#### Stored rows:
____

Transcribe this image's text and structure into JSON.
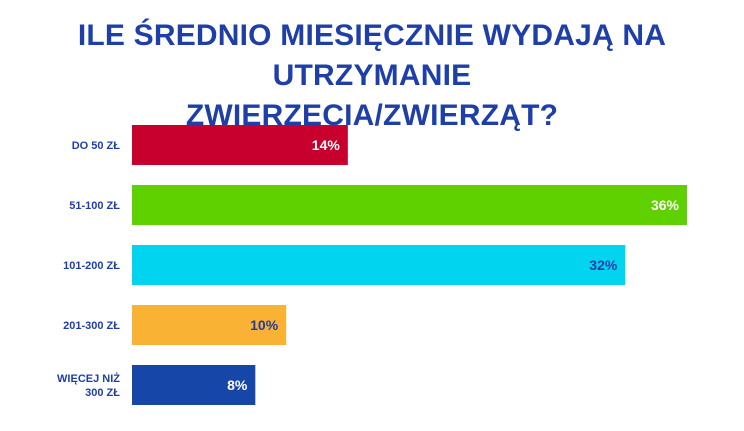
{
  "chart_data": {
    "type": "bar",
    "orientation": "horizontal",
    "title_lines": [
      "ILE ŚREDNIO MIESIĘCZNIE WYDAJĄ NA UTRZYMANIE",
      "ZWIERZĘCIA/ZWIERZĄT?"
    ],
    "categories": [
      [
        "DO 50 ZŁ"
      ],
      [
        "51-100 ZŁ"
      ],
      [
        "101-200 ZŁ"
      ],
      [
        "201-300 ZŁ"
      ],
      [
        "WIĘCEJ NIŻ",
        "300 ZŁ"
      ]
    ],
    "values": [
      14,
      36,
      32,
      10,
      8
    ],
    "value_labels": [
      "14%",
      "36%",
      "32%",
      "10%",
      "8%"
    ],
    "bar_colors": [
      "#c8002d",
      "#5fd100",
      "#00d4ef",
      "#f9b233",
      "#1546a8"
    ],
    "value_label_colors": [
      "#ffffff",
      "#ffffff",
      "#1f3fa8",
      "#1f3fa8",
      "#ffffff"
    ],
    "xlim": [
      0,
      36
    ],
    "grid": false,
    "legend": "none"
  }
}
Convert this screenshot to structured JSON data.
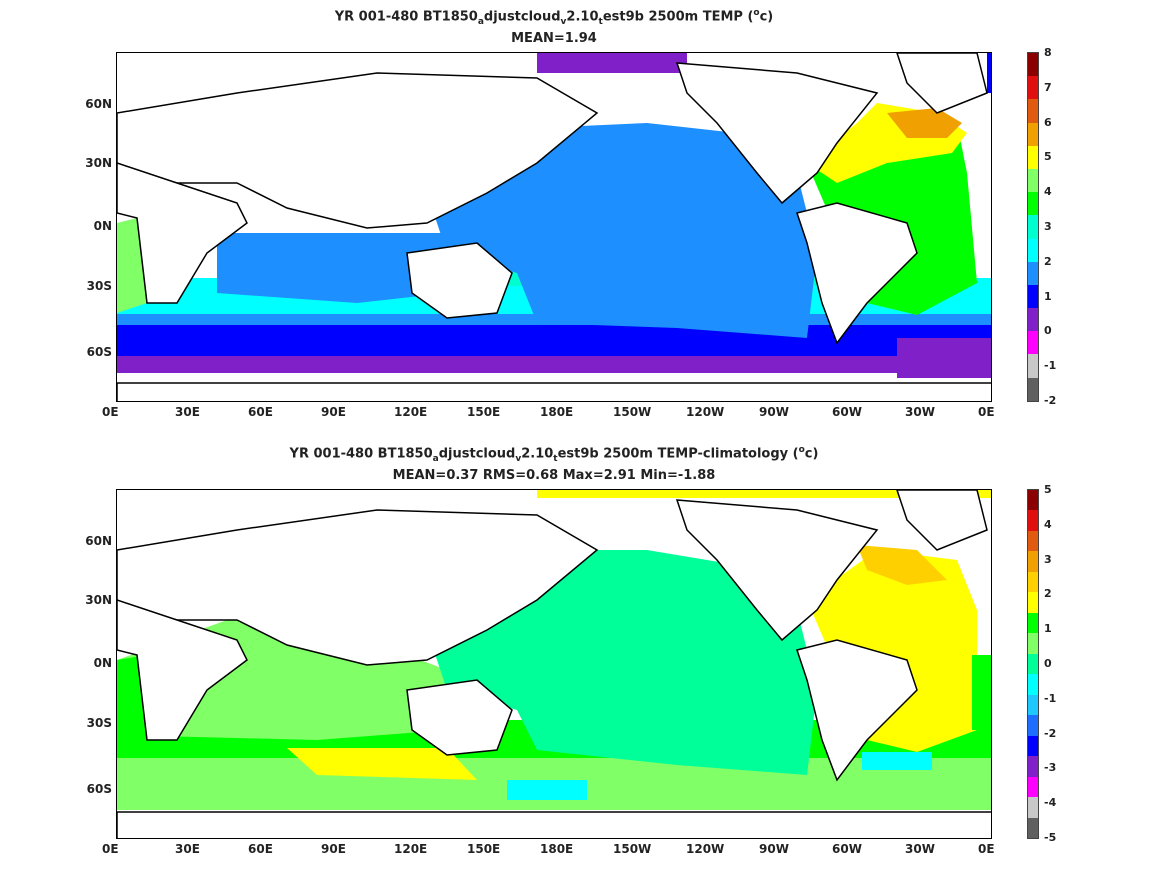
{
  "chart_data": [
    {
      "type": "heatmap",
      "title_parts": {
        "a": "YR 001-480 BT1850",
        "b": "a",
        "c": "djustcloud",
        "d": "v",
        "e": "2.10",
        "f": "t",
        "g": "est9b 2500m TEMP (",
        "h": "o",
        "i": "c)"
      },
      "subtitle": "MEAN=1.94",
      "xticks": [
        "0E",
        "30E",
        "60E",
        "90E",
        "120E",
        "150E",
        "180E",
        "150W",
        "120W",
        "90W",
        "60W",
        "30W",
        "0E"
      ],
      "yticks": [
        "60N",
        "30N",
        "0N",
        "30S",
        "60S"
      ],
      "colorbar_ticks": [
        "8",
        "7",
        "6",
        "5",
        "4",
        "3",
        "2",
        "1",
        "0",
        "-1",
        "-2"
      ],
      "colorbar_colors": [
        "#8b0000",
        "#e01010",
        "#e05a10",
        "#f0a000",
        "#ffff00",
        "#80ff66",
        "#00ff00",
        "#00ffd0",
        "#00ffff",
        "#1e8fff",
        "#0000ff",
        "#8020c8",
        "#ff00ff",
        "#c8c8c8",
        "#606060"
      ],
      "mean": 1.94
    },
    {
      "type": "heatmap",
      "title_parts": {
        "a": "YR 001-480 BT1850",
        "b": "a",
        "c": "djustcloud",
        "d": "v",
        "e": "2.10",
        "f": "t",
        "g": "est9b 2500m TEMP-climatology (",
        "h": "o",
        "i": "c)"
      },
      "subtitle": "MEAN=0.37   RMS=0.68   Max=2.91   Min=-1.88",
      "xticks": [
        "0E",
        "30E",
        "60E",
        "90E",
        "120E",
        "150E",
        "180E",
        "150W",
        "120W",
        "90W",
        "60W",
        "30W",
        "0E"
      ],
      "yticks": [
        "60N",
        "30N",
        "0N",
        "30S",
        "60S"
      ],
      "colorbar_ticks": [
        "5",
        "4",
        "3",
        "2",
        "1",
        "0",
        "-1",
        "-2",
        "-3",
        "-4",
        "-5"
      ],
      "colorbar_colors": [
        "#8b0000",
        "#e01010",
        "#e05a10",
        "#f0a000",
        "#ffd000",
        "#ffff00",
        "#00ff00",
        "#80ff66",
        "#00ff99",
        "#00ffff",
        "#1ec8ff",
        "#1e6fff",
        "#0000ff",
        "#8020c8",
        "#ff00ff",
        "#c8c8c8",
        "#606060"
      ],
      "mean": 0.37,
      "rms": 0.68,
      "max": 2.91,
      "min": -1.88
    }
  ]
}
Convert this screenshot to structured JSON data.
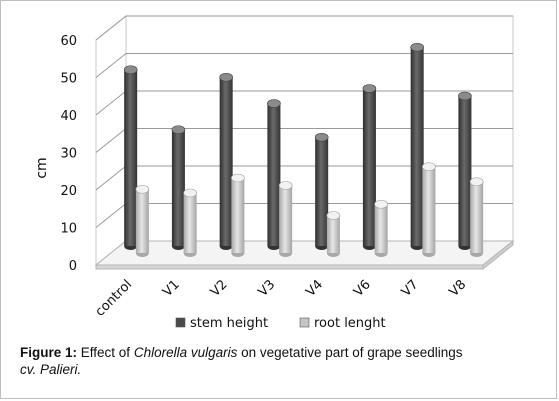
{
  "chart_data": {
    "type": "bar",
    "categories": [
      "control",
      "V1",
      "V2",
      "V3",
      "V4",
      "V6",
      "V7",
      "V8"
    ],
    "series": [
      {
        "name": "stem height",
        "values": [
          47,
          31,
          45,
          38,
          29,
          42,
          53,
          40
        ],
        "color": "#4a4a4a"
      },
      {
        "name": "root lenght",
        "values": [
          17,
          16,
          20,
          18,
          10,
          13,
          23,
          19
        ],
        "color": "#bdbdbd"
      }
    ],
    "ylabel": "cm",
    "xlabel": "",
    "ylim": [
      0,
      60
    ],
    "yticks": [
      0,
      10,
      20,
      30,
      40,
      50,
      60
    ],
    "grid": true,
    "legend": "bottom"
  },
  "caption": {
    "label": "Figure 1:",
    "text_before": "Effect of",
    "species": "Chlorella vulgaris",
    "text_after": "on vegetative part of grape seedlings",
    "cultivar": "cv. Palieri."
  }
}
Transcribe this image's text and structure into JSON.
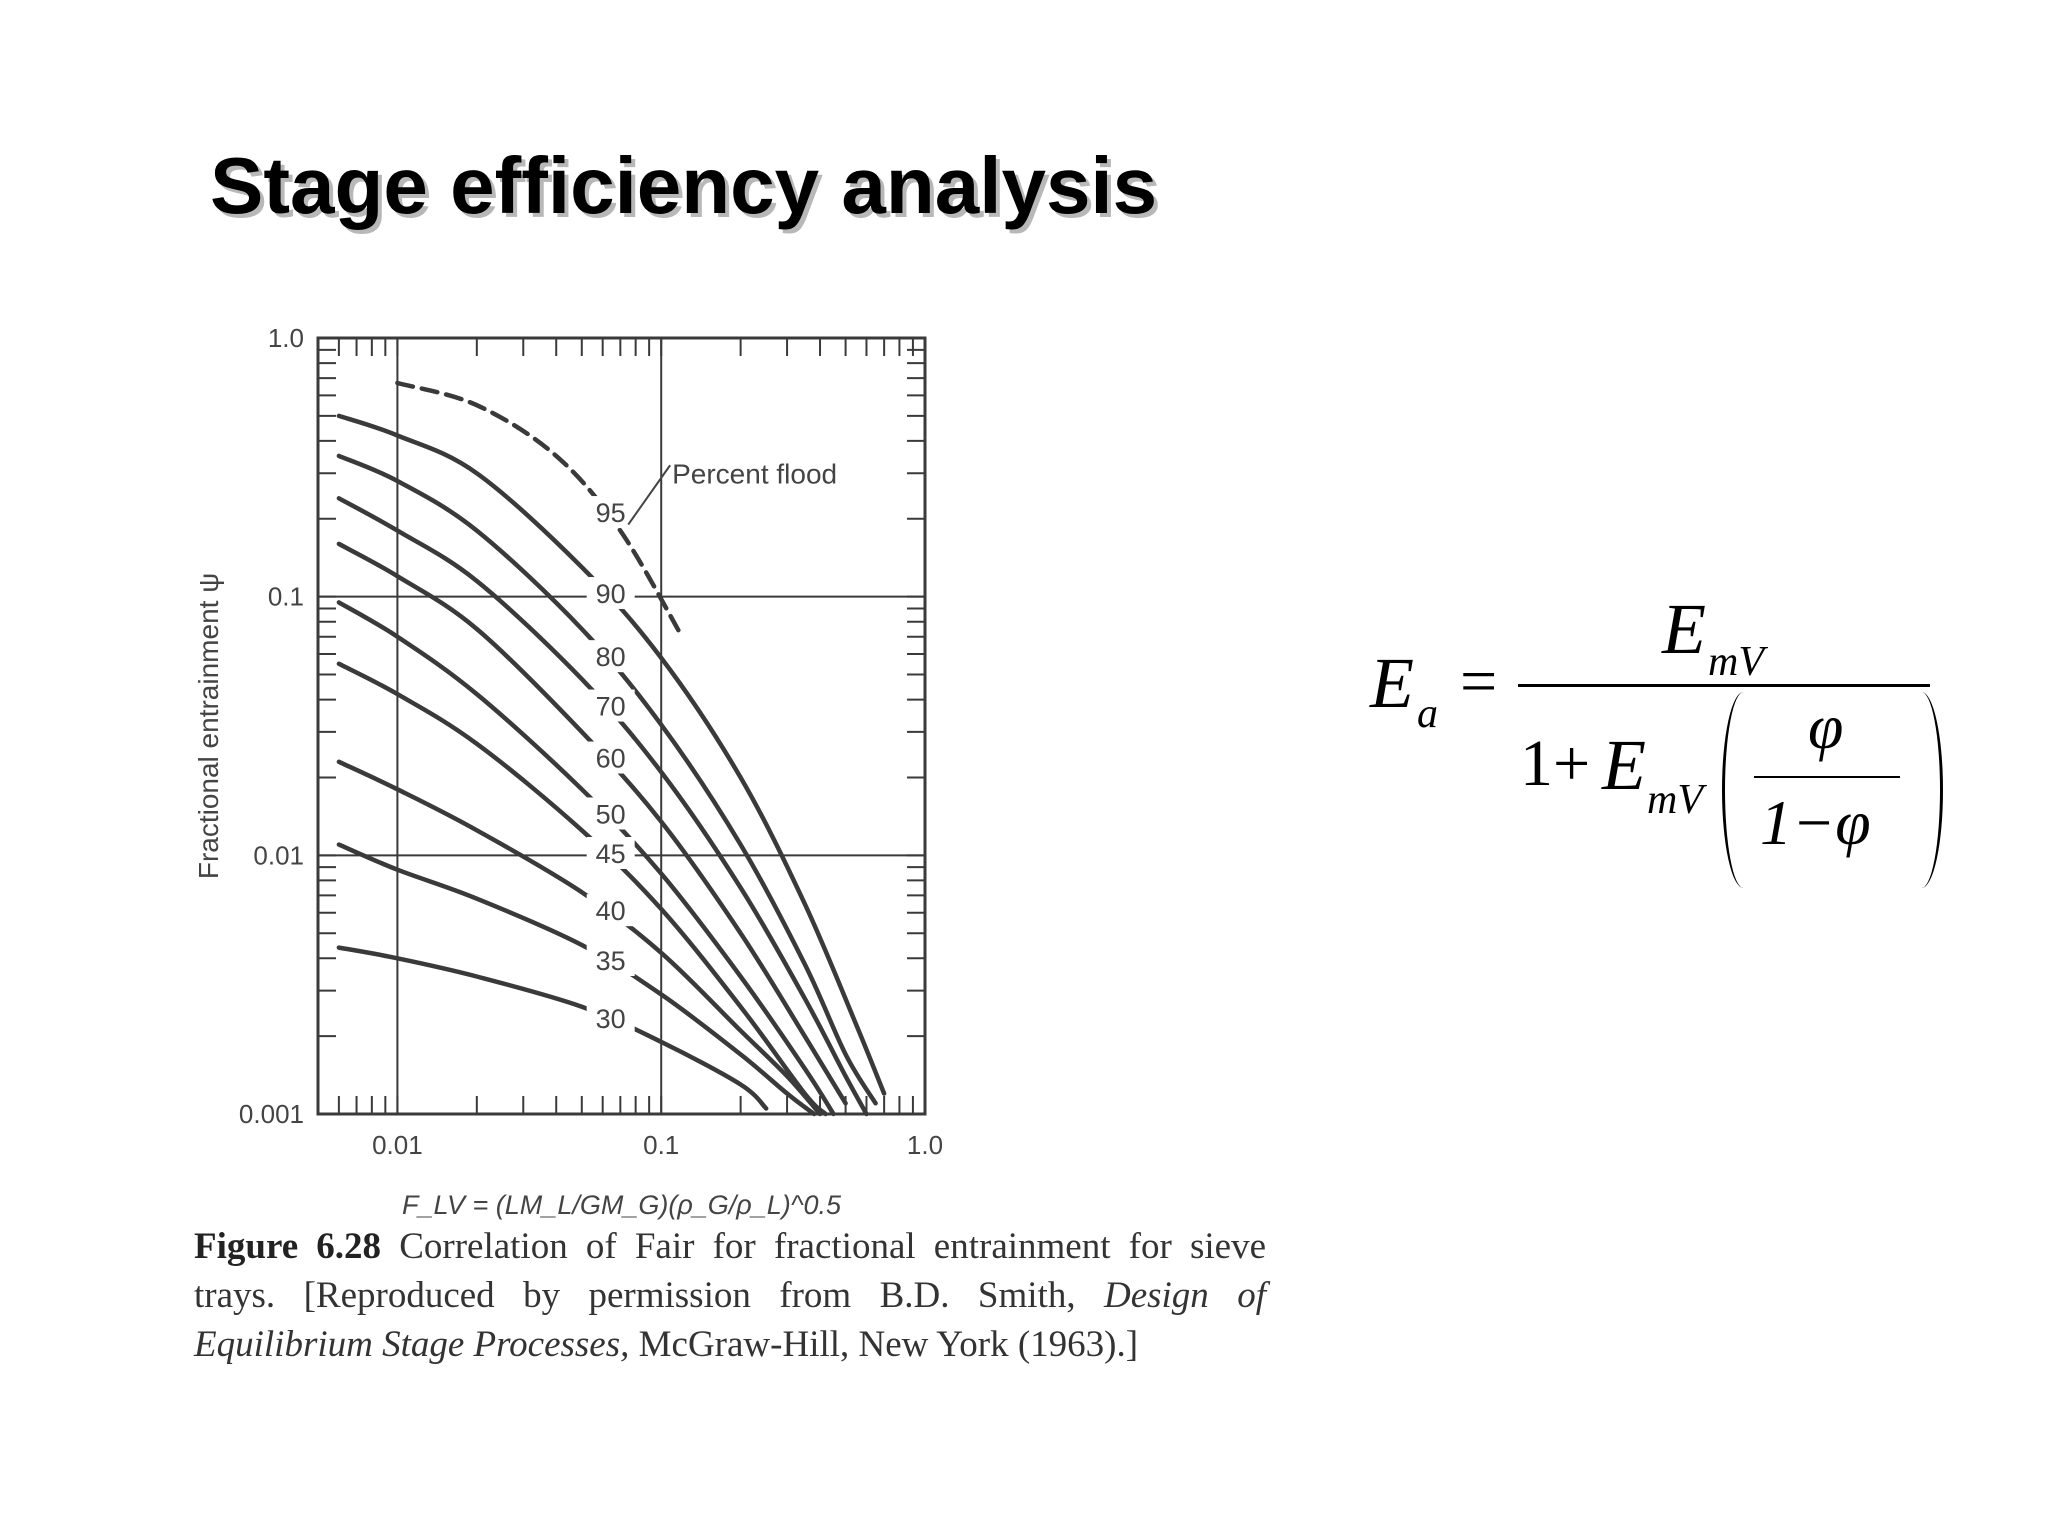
{
  "slide": {
    "title": "Stage efficiency analysis"
  },
  "chart_data": {
    "type": "line",
    "x_scale": "log",
    "y_scale": "log",
    "xlim": [
      0.005,
      1.0
    ],
    "ylim": [
      0.001,
      1.0
    ],
    "x_ticks": [
      "0.01",
      "0.1",
      "1.0"
    ],
    "y_ticks": [
      "1.0",
      "0.1",
      "0.01",
      "0.001"
    ],
    "xlabel": "F_LV = (LM_L/GM_G)(ρ_G/ρ_L)^0.5",
    "ylabel": "Fractional entrainment ψ",
    "grid": "major decades",
    "annotation": "Percent flood",
    "series": [
      {
        "name": "95",
        "x": [
          0.01,
          0.02,
          0.04,
          0.07,
          0.12
        ],
        "y": [
          0.67,
          0.55,
          0.35,
          0.18,
          0.07
        ]
      },
      {
        "name": "90",
        "x": [
          0.006,
          0.01,
          0.02,
          0.05,
          0.1,
          0.2,
          0.35,
          0.55,
          0.7
        ],
        "y": [
          0.5,
          0.42,
          0.3,
          0.13,
          0.058,
          0.02,
          0.0065,
          0.0022,
          0.0012
        ]
      },
      {
        "name": "80",
        "x": [
          0.006,
          0.01,
          0.02,
          0.05,
          0.1,
          0.2,
          0.35,
          0.5,
          0.65
        ],
        "y": [
          0.35,
          0.28,
          0.18,
          0.075,
          0.032,
          0.011,
          0.0038,
          0.0017,
          0.0011
        ]
      },
      {
        "name": "70",
        "x": [
          0.006,
          0.01,
          0.02,
          0.05,
          0.1,
          0.2,
          0.35,
          0.5,
          0.6
        ],
        "y": [
          0.24,
          0.18,
          0.115,
          0.048,
          0.021,
          0.0075,
          0.0028,
          0.0014,
          0.001
        ]
      },
      {
        "name": "60",
        "x": [
          0.006,
          0.01,
          0.02,
          0.05,
          0.1,
          0.2,
          0.35,
          0.5
        ],
        "y": [
          0.16,
          0.12,
          0.075,
          0.03,
          0.0135,
          0.005,
          0.002,
          0.0011
        ]
      },
      {
        "name": "50",
        "x": [
          0.006,
          0.01,
          0.02,
          0.05,
          0.1,
          0.2,
          0.35,
          0.45
        ],
        "y": [
          0.095,
          0.07,
          0.042,
          0.018,
          0.0085,
          0.0034,
          0.0015,
          0.001
        ]
      },
      {
        "name": "45",
        "x": [
          0.006,
          0.01,
          0.02,
          0.05,
          0.1,
          0.2,
          0.35,
          0.42
        ],
        "y": [
          0.055,
          0.042,
          0.027,
          0.0125,
          0.0062,
          0.0026,
          0.0012,
          0.001
        ]
      },
      {
        "name": "40",
        "x": [
          0.006,
          0.01,
          0.02,
          0.05,
          0.1,
          0.2,
          0.3,
          0.4
        ],
        "y": [
          0.023,
          0.018,
          0.0125,
          0.0072,
          0.0042,
          0.0021,
          0.0014,
          0.001
        ]
      },
      {
        "name": "35",
        "x": [
          0.006,
          0.01,
          0.02,
          0.05,
          0.1,
          0.2,
          0.3,
          0.38
        ],
        "y": [
          0.011,
          0.0088,
          0.0068,
          0.0045,
          0.0029,
          0.0017,
          0.0012,
          0.001
        ]
      },
      {
        "name": "30",
        "x": [
          0.006,
          0.01,
          0.02,
          0.05,
          0.1,
          0.2,
          0.25
        ],
        "y": [
          0.0044,
          0.004,
          0.0034,
          0.0026,
          0.0019,
          0.0013,
          0.00105
        ]
      }
    ]
  },
  "formula": {
    "lhs_letter": "E",
    "lhs_sub": "a",
    "equals": "=",
    "num_letter": "E",
    "num_sub": "mV",
    "den_one_plus": "1+",
    "den_letter": "E",
    "den_sub": "mV",
    "inner_num": "φ",
    "inner_den": "1−φ"
  },
  "caption": {
    "figure_label": "Figure 6.28",
    "text_a": "Correlation of Fair for fractional entrainment for sieve trays. [Reproduced by permission from B.D. Smith,",
    "book_title": "Design of Equilibrium Stage Processes,",
    "text_b": "McGraw-Hill, New York (1963).]"
  }
}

____

#### Task to complete:
Among these entries, how many lines include the string "ylabel"? Reply with the number by itself.

#### Written response:
2